> _Problem description_
Pick out every line of the items below that contains the string "chart", and copy those lines.

> _The input_
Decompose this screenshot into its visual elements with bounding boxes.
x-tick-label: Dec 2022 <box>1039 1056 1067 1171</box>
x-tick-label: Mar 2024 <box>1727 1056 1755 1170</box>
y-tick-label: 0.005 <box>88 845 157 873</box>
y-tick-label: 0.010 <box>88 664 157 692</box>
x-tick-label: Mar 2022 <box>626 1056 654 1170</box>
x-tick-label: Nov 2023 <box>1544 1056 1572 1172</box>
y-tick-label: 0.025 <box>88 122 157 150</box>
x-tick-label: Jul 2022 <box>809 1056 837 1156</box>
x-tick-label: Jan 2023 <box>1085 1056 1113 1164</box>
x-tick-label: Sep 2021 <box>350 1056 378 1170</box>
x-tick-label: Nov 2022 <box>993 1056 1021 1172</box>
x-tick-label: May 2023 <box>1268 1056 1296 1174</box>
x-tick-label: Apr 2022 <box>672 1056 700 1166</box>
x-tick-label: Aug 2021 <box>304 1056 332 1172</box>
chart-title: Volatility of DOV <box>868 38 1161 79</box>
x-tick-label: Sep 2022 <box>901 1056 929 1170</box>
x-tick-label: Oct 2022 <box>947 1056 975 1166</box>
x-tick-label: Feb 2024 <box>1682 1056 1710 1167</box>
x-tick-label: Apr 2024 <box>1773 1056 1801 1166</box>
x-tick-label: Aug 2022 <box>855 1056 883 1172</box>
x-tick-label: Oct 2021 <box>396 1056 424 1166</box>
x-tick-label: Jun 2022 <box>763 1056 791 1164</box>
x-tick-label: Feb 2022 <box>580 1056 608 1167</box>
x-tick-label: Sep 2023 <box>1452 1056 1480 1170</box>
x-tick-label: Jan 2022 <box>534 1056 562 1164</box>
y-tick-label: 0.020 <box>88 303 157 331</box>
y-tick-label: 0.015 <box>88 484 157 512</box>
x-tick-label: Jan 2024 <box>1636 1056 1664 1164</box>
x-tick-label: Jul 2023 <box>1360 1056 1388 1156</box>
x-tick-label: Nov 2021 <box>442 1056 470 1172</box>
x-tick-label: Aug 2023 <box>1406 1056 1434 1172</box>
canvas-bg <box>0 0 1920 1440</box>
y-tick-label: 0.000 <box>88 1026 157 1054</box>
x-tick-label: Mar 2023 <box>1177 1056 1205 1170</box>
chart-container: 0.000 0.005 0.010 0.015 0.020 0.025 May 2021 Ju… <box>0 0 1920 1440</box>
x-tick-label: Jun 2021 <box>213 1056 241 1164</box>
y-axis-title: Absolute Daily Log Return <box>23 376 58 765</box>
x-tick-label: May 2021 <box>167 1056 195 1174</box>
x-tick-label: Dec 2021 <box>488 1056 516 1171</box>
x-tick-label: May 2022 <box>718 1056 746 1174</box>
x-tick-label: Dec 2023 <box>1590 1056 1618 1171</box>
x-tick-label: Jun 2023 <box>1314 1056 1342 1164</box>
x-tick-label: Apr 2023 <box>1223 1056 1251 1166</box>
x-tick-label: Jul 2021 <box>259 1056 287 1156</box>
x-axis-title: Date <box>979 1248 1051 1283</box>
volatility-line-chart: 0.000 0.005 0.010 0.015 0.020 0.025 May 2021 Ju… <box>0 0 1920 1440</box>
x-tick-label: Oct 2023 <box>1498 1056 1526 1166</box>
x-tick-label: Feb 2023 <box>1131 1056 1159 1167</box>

> _Exercise solution_
chart-title: Volatility of DOV <box>868 38 1161 79</box>
chart-container: 0.000 0.005 0.010 0.015 0.020 0.025 May 2021 Ju… <box>0 0 1920 1440</box>
volatility-line-chart: 0.000 0.005 0.010 0.015 0.020 0.025 May 2021 Ju… <box>0 0 1920 1440</box>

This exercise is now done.